Goal of the exercise =>
A single number is the expected answer: the count of lines in the listing that hold the word "sung".

↓↓↓

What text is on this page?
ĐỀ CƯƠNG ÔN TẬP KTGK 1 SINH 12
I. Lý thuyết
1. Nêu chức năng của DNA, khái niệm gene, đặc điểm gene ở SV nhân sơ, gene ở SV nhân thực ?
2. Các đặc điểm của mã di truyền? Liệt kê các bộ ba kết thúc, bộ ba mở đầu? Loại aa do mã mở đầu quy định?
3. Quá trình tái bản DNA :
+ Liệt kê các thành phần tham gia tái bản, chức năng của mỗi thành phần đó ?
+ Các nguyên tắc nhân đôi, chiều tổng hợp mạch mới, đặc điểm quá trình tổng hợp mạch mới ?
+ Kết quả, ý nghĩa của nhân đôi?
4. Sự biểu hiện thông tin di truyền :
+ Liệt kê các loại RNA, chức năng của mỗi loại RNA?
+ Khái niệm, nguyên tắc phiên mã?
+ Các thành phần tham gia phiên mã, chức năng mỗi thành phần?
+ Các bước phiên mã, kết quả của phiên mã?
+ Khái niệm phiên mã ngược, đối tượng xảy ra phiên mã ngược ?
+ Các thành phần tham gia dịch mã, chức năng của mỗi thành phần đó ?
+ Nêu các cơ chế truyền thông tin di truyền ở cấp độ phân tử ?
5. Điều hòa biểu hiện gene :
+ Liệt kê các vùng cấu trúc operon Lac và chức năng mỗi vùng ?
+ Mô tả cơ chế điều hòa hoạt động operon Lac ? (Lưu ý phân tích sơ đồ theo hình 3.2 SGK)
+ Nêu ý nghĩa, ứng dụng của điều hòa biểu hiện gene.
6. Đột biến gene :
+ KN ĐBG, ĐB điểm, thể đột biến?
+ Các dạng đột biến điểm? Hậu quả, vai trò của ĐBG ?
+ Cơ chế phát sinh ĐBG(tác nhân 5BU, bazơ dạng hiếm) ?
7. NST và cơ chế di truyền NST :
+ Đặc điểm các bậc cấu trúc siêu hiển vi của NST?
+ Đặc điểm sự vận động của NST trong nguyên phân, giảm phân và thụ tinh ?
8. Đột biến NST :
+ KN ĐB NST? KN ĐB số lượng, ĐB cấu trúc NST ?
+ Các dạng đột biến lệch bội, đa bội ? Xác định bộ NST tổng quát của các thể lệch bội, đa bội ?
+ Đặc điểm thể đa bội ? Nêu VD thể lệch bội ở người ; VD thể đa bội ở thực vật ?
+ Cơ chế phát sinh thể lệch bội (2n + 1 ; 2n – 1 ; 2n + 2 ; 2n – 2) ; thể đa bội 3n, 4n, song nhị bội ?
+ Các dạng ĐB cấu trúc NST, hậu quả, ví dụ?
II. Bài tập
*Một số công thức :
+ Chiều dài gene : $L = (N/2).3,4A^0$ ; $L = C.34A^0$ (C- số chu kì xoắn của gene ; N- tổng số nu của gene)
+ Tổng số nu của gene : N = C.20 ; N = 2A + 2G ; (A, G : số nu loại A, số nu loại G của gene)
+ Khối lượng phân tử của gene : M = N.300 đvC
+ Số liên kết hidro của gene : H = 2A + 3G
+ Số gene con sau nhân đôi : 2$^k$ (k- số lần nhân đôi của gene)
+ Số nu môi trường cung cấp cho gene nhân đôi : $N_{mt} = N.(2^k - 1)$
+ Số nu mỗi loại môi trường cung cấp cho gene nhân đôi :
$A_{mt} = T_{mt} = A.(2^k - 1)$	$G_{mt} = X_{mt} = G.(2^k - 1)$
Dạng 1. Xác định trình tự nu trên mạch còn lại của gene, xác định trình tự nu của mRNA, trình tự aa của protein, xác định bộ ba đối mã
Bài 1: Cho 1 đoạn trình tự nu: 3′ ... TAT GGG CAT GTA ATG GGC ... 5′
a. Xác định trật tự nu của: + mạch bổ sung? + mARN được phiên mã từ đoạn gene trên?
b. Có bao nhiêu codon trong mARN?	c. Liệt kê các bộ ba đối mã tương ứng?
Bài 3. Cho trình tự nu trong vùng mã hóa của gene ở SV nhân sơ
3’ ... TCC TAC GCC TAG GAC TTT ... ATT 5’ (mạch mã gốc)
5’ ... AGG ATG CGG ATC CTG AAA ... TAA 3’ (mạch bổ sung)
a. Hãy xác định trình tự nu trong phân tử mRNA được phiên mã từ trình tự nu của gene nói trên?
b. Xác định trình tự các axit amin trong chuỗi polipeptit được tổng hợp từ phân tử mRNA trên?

↑↑↑

Your solution =>
2